BOULGE, WOODBRIDGE, Sept. 12/53.
MY DEAR GEORGE,
I enclose you a scrap from 'The Leader' as you like to see criticisms on my Calderon. I suppose your sisters will send you the Athenaeum in which you will see a more determined spit at me. I foresaw (as I think I told you) how likely this was to be the case: and so am not surprized. One must take these chances if one will play at so doubtful a game. I believe those who read the Book, without troubling themselves about whether it is a free Translation or not, like it: but Critics must be supposed to know all, and it is safe to condemn. On the other hand, the Translation may not be good on any ground: and then the Critics are all right.
To E. B. Cowell.
3 PARK VILLAS WEST, RICHMOND, SURREY, October 25/53.
MY DEAR COWELL,
. . . I think I forgot to tell you that Mr. Maccarthy (my literal Rival in Calderon) mentions in his Preface a masterly Critique on Calderon in the Westminster 1851, which I take to be yours. {284} He says it, and the included translations, are the best Commentary he has seen on the subject.
I have ordered Eastwick's Gulistan: for I believe I shall potter out so much Persian. The weak Apologue {285a} goes on (for I have not had time for much here) and I find it difficult enough even with Jones's Translation.
I am now going to see the last of the Tennysons at Twickenham.
To F. Tennyson.
BREDFIELD RECTORY, {285b} WOODBRIDGE. December 27/53.

*Given material:*
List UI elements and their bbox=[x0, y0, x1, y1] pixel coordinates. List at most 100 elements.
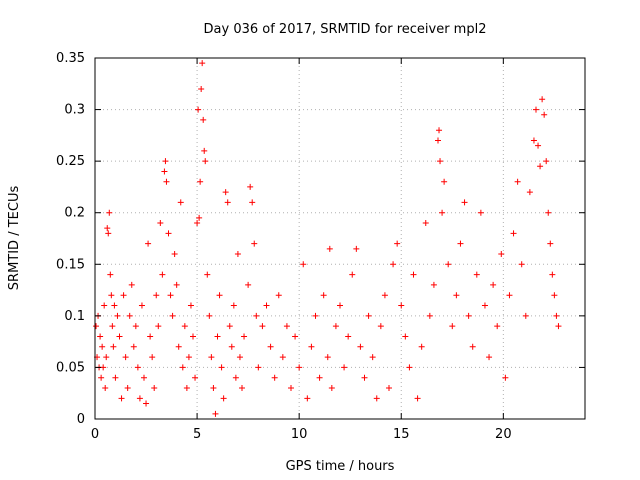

*What to work on:*
In the letters, answer each question on its own line, numbered as shown:
1. Which publication does the writer expect to carry "a more determined spit" at him?
2. In what year did the Westminster critique on Calderon praised in Mr. Maccarthy's Preface appear?
3. Where is the writer going to see the last of the Tennysons?

*Result of the exercise:*
1. The Athenaeum
2. 1851
3. Twickenham